SET TASK>
Skip every picture and transcribe the remaining material exactly.

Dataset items
*****

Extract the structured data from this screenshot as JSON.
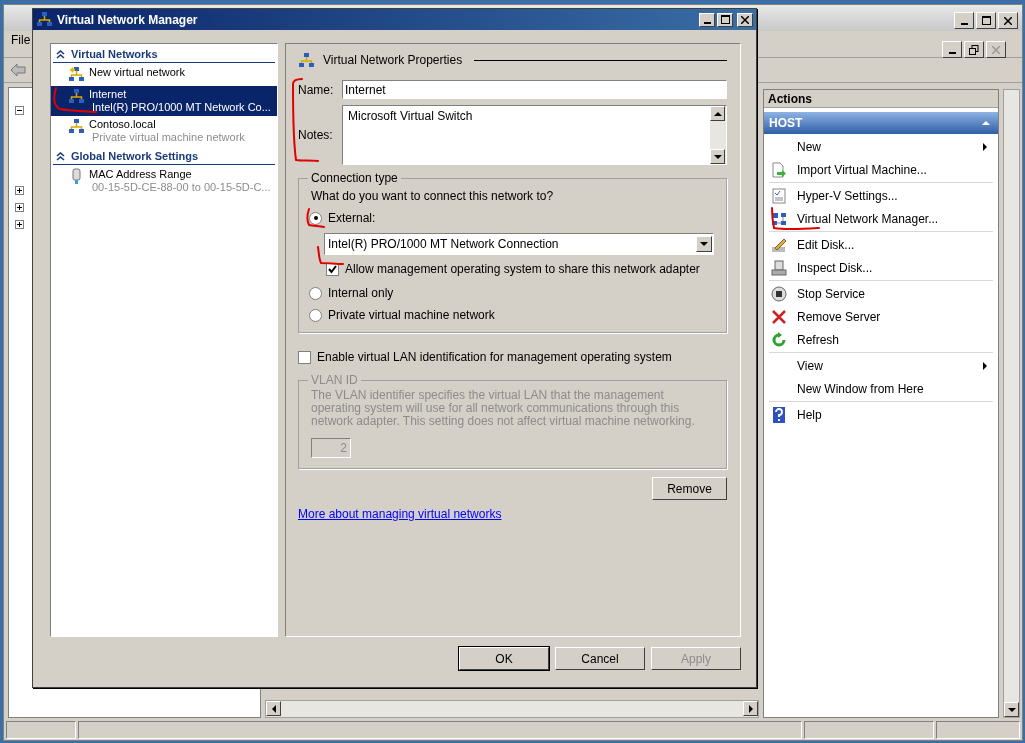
{
  "main_window": {
    "menu": [
      "File"
    ],
    "tree_expanders": [
      {
        "expanded": true
      },
      {
        "expanded": false
      },
      {
        "expanded": false
      },
      {
        "expanded": false
      }
    ],
    "actions": {
      "title": "Actions",
      "section": "HOST",
      "groups": [
        [
          {
            "label": "New",
            "kind": "plain",
            "submenu": true
          },
          {
            "label": "Import Virtual Machine...",
            "kind": "import",
            "submenu": false
          }
        ],
        [
          {
            "label": "Hyper-V Settings...",
            "kind": "settings",
            "submenu": false
          },
          {
            "label": "Virtual Network Manager...",
            "kind": "network",
            "submenu": false
          }
        ],
        [
          {
            "label": "Edit Disk...",
            "kind": "edit",
            "submenu": false
          },
          {
            "label": "Inspect Disk...",
            "kind": "inspect",
            "submenu": false
          }
        ],
        [
          {
            "label": "Stop Service",
            "kind": "stop",
            "submenu": false
          },
          {
            "label": "Remove Server",
            "kind": "remove",
            "submenu": false
          },
          {
            "label": "Refresh",
            "kind": "refresh",
            "submenu": false
          }
        ],
        [
          {
            "label": "View",
            "kind": "plain",
            "submenu": true
          },
          {
            "label": "New Window from Here",
            "kind": "plain",
            "submenu": false
          }
        ],
        [
          {
            "label": "Help",
            "kind": "help",
            "submenu": false
          }
        ]
      ]
    }
  },
  "dialog": {
    "title": "Virtual Network Manager",
    "sections": [
      {
        "title": "Virtual Networks",
        "items": [
          {
            "kind": "new",
            "label": "New virtual network",
            "selected": false
          },
          {
            "kind": "network",
            "label": "Internet",
            "detail": "Intel(R) PRO/1000 MT Network Co...",
            "selected": true
          },
          {
            "kind": "network",
            "label": "Contoso.local",
            "detail": "Private virtual machine network",
            "selected": false
          }
        ]
      },
      {
        "title": "Global Network Settings",
        "items": [
          {
            "kind": "mac",
            "label": "MAC Address Range",
            "detail": "00-15-5D-CE-88-00 to 00-15-5D-C...",
            "selected": false
          }
        ]
      }
    ],
    "properties": {
      "heading": "Virtual Network Properties",
      "name": {
        "label": "Name:",
        "value": "Internet"
      },
      "notes": {
        "label": "Notes:",
        "value": "Microsoft Virtual Switch"
      },
      "connection": {
        "title": "Connection type",
        "question": "What do you want to connect this network to?",
        "options": [
          {
            "label": "External:",
            "selected": true
          },
          {
            "label": "Internal only",
            "selected": false
          },
          {
            "label": "Private virtual machine network",
            "selected": false
          }
        ],
        "adapter": "Intel(R) PRO/1000 MT Network Connection",
        "share": {
          "label": "Allow management operating system to share this network adapter",
          "checked": true
        }
      },
      "vlan_enable": {
        "label": "Enable virtual LAN identification for management operating system",
        "checked": false
      },
      "vlan_id": {
        "title": "VLAN ID",
        "description": "The VLAN identifier specifies the virtual LAN that the management operating system will use for all network communications through this network adapter. This setting does not affect virtual machine networking.",
        "value": "2",
        "disabled": true
      },
      "remove": "Remove",
      "link": "More about managing virtual networks"
    },
    "buttons": [
      {
        "label": "OK",
        "disabled": false
      },
      {
        "label": "Cancel",
        "disabled": false
      },
      {
        "label": "Apply",
        "disabled": true
      }
    ]
  }
}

*****

ANSWER TO THE TASK>
Extract the structured data from this screenshot as JSON.
{
  "main_window": {
    "menu": [
      "File"
    ],
    "tree_expanders": [
      {
        "expanded": true
      },
      {
        "expanded": false
      },
      {
        "expanded": false
      },
      {
        "expanded": false
      }
    ],
    "actions": {
      "title": "Actions",
      "section": "HOST",
      "groups": [
        [
          {
            "label": "New",
            "kind": "plain",
            "submenu": true
          },
          {
            "label": "Import Virtual Machine...",
            "kind": "import",
            "submenu": false
          }
        ],
        [
          {
            "label": "Hyper-V Settings...",
            "kind": "settings",
            "submenu": false
          },
          {
            "label": "Virtual Network Manager...",
            "kind": "network",
            "submenu": false
          }
        ],
        [
          {
            "label": "Edit Disk...",
            "kind": "edit",
            "submenu": false
          },
          {
            "label": "Inspect Disk...",
            "kind": "inspect",
            "submenu": false
          }
        ],
        [
          {
            "label": "Stop Service",
            "kind": "stop",
            "submenu": false
          },
          {
            "label": "Remove Server",
            "kind": "remove",
            "submenu": false
          },
          {
            "label": "Refresh",
            "kind": "refresh",
            "submenu": false
          }
        ],
        [
          {
            "label": "View",
            "kind": "plain",
            "submenu": true
          },
          {
            "label": "New Window from Here",
            "kind": "plain",
            "submenu": false
          }
        ],
        [
          {
            "label": "Help",
            "kind": "help",
            "submenu": false
          }
        ]
      ]
    }
  },
  "dialog": {
    "title": "Virtual Network Manager",
    "sections": [
      {
        "title": "Virtual Networks",
        "items": [
          {
            "kind": "new",
            "label": "New virtual network",
            "selected": false
          },
          {
            "kind": "network",
            "label": "Internet",
            "detail": "Intel(R) PRO/1000 MT Network Co...",
            "selected": true
          },
          {
            "kind": "network",
            "label": "Contoso.local",
            "detail": "Private virtual machine network",
            "selected": false
          }
        ]
      },
      {
        "title": "Global Network Settings",
        "items": [
          {
            "kind": "mac",
            "label": "MAC Address Range",
            "detail": "00-15-5D-CE-88-00 to 00-15-5D-C...",
            "selected": false
          }
        ]
      }
    ],
    "properties": {
      "heading": "Virtual Network Properties",
      "name": {
        "label": "Name:",
        "value": "Internet"
      },
      "notes": {
        "label": "Notes:",
        "value": "Microsoft Virtual Switch"
      },
      "connection": {
        "title": "Connection type",
        "question": "What do you want to connect this network to?",
        "options": [
          {
            "label": "External:",
            "selected": true
          },
          {
            "label": "Internal only",
            "selected": false
          },
          {
            "label": "Private virtual machine network",
            "selected": false
          }
        ],
        "adapter": "Intel(R) PRO/1000 MT Network Connection",
        "share": {
          "label": "Allow management operating system to share this network adapter",
          "checked": true
        }
      },
      "vlan_enable": {
        "label": "Enable virtual LAN identification for management operating system",
        "checked": false
      },
      "vlan_id": {
        "title": "VLAN ID",
        "description": "The VLAN identifier specifies the virtual LAN that the management operating system will use for all network communications through this network adapter. This setting does not affect virtual machine networking.",
        "value": "2",
        "disabled": true
      },
      "remove": "Remove",
      "link": "More about managing virtual networks"
    },
    "buttons": [
      {
        "label": "OK",
        "disabled": false
      },
      {
        "label": "Cancel",
        "disabled": false
      },
      {
        "label": "Apply",
        "disabled": true
      }
    ]
  }
}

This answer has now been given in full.